══ Task material ══
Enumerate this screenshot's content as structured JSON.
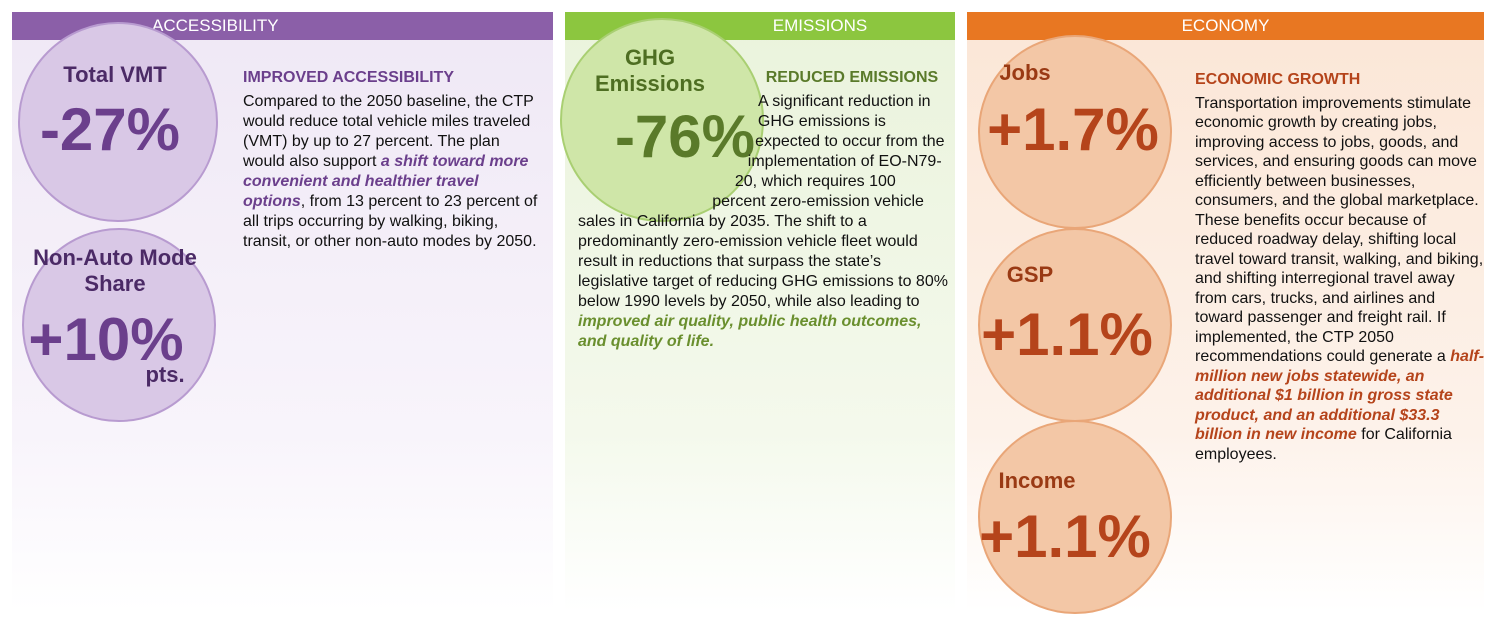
{
  "panels": [
    {
      "header": "ACCESSIBILITY",
      "stats": [
        {
          "label": "Total VMT",
          "value": "-27%"
        },
        {
          "label": "Non-Auto Mode Share",
          "value": "+10%",
          "unit": "pts."
        }
      ],
      "heading": "IMPROVED ACCESSIBILITY",
      "body": {
        "before": "Compared to the 2050 baseline, the CTP would reduce total vehicle miles traveled (VMT) by up to 27 percent. The plan would also support ",
        "emphasis": "a shift toward more convenient and healthier travel options",
        "after": ", from 13 percent to 23 percent of all trips occurring by walking, biking, transit, or other non-auto modes by 2050."
      }
    },
    {
      "header": "EMISSIONS",
      "stats": [
        {
          "label": "GHG Emissions",
          "value": "-76%"
        }
      ],
      "heading": "REDUCED EMISSIONS",
      "body": {
        "before": "A significant reduction in GHG emissions is expected to occur from the implementation of EO-N79-20, which requires 100 percent zero-emission vehicle sales in California by 2035. The shift to a predominantly zero-emission vehicle fleet would result in reductions that surpass the state’s legislative target of reducing GHG emissions to 80% below 1990 levels by 2050, while also leading to ",
        "emphasis": "improved air quality, public health outcomes, and quality of life."
      }
    },
    {
      "header": "ECONOMY",
      "stats": [
        {
          "label": "Jobs",
          "value": "+1.7%"
        },
        {
          "label": "GSP",
          "value": "+1.1%"
        },
        {
          "label": "Income",
          "value": "+1.1%"
        }
      ],
      "heading": "ECONOMIC GROWTH",
      "body": {
        "before": "Transportation improvements stimulate economic growth by creating jobs, improving access to jobs, goods, and services, and ensuring goods can move efficiently between businesses, consumers, and the global marketplace. These benefits occur because of reduced roadway delay, shifting local travel toward transit, walking, and biking, and shifting interregional travel away from cars, trucks, and airlines and toward passenger and freight rail. If implemented, the CTP 2050 recommendations could generate a ",
        "emphasis": "half-million new jobs statewide, an additional $1 billion in gross state product, and an additional $33.3 billion in new income",
        "after": " for California employees."
      }
    }
  ]
}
═══
Problem requirements:
Working from the entries above, return all lines that contain "after".

The output:
        "after": ", from 13 percent to 23 percent of all trips occurring by walking, biking, transit, or other non-auto modes by 2050."
        "after": " for California employees."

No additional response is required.